Extracted records:
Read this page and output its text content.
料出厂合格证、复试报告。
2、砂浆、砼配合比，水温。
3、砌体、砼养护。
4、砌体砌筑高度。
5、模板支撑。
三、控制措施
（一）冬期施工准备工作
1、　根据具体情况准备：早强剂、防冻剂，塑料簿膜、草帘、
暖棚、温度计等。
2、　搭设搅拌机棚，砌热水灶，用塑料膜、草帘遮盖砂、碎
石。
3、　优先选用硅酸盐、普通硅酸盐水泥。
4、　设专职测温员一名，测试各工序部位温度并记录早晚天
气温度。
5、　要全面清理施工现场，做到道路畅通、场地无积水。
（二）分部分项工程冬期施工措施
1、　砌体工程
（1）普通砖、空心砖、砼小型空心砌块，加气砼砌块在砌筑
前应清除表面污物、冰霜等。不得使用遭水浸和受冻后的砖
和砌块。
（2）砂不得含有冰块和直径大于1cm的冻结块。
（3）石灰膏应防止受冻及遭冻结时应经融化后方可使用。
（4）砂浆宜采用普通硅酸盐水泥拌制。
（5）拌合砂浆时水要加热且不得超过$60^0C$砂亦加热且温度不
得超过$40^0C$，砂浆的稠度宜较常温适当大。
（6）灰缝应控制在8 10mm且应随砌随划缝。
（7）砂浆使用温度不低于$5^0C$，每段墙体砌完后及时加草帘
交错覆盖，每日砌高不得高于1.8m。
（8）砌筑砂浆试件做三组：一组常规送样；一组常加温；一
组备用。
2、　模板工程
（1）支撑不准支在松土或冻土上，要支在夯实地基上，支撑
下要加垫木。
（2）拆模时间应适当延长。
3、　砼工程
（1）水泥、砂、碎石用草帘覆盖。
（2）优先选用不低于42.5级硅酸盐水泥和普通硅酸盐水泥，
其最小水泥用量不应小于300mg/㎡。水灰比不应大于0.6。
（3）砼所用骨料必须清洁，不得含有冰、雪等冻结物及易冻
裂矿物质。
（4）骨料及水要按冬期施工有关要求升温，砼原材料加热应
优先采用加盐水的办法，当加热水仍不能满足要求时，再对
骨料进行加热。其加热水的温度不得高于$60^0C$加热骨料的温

Instructions for the task
Print the whole listing again, exactly.

Exercise response
Read this page and output its text content.
料出厂合格证、复试报告。
2、砂浆、砼配合比，水温。
3、砌体、砼养护。
4、砌体砌筑高度。
5、模板支撑。
三、控制措施
（一）冬期施工准备工作
1、　根据具体情况准备：早强剂、防冻剂，塑料簿膜、草帘、
暖棚、温度计等。
2、　搭设搅拌机棚，砌热水灶，用塑料膜、草帘遮盖砂、碎
石。
3、　优先选用硅酸盐、普通硅酸盐水泥。
4、　设专职测温员一名，测试各工序部位温度并记录早晚天
气温度。
5、　要全面清理施工现场，做到道路畅通、场地无积水。
（二）分部分项工程冬期施工措施
1、　砌体工程
（1）普通砖、空心砖、砼小型空心砌块，加气砼砌块在砌筑
前应清除表面污物、冰霜等。不得使用遭水浸和受冻后的砖
和砌块。
（2）砂不得含有冰块和直径大于1cm的冻结块。
（3）石灰膏应防止受冻及遭冻结时应经融化后方可使用。
（4）砂浆宜采用普通硅酸盐水泥拌制。
（5）拌合砂浆时水要加热且不得超过$60^0C$砂亦加热且温度不
得超过$40^0C$，砂浆的稠度宜较常温适当大。
（6）灰缝应控制在8 10mm且应随砌随划缝。
（7）砂浆使用温度不低于$5^0C$，每段墙体砌完后及时加草帘
交错覆盖，每日砌高不得高于1.8m。
（8）砌筑砂浆试件做三组：一组常规送样；一组常加温；一
组备用。
2、　模板工程
（1）支撑不准支在松土或冻土上，要支在夯实地基上，支撑
下要加垫木。
（2）拆模时间应适当延长。
3、　砼工程
（1）水泥、砂、碎石用草帘覆盖。
（2）优先选用不低于42.5级硅酸盐水泥和普通硅酸盐水泥，
其最小水泥用量不应小于300mg/㎡。水灰比不应大于0.6。
（3）砼所用骨料必须清洁，不得含有冰、雪等冻结物及易冻
裂矿物质。
（4）骨料及水要按冬期施工有关要求升温，砼原材料加热应
优先采用加盐水的办法，当加热水仍不能满足要求时，再对
骨料进行加热。其加热水的温度不得高于$60^0C$加热骨料的温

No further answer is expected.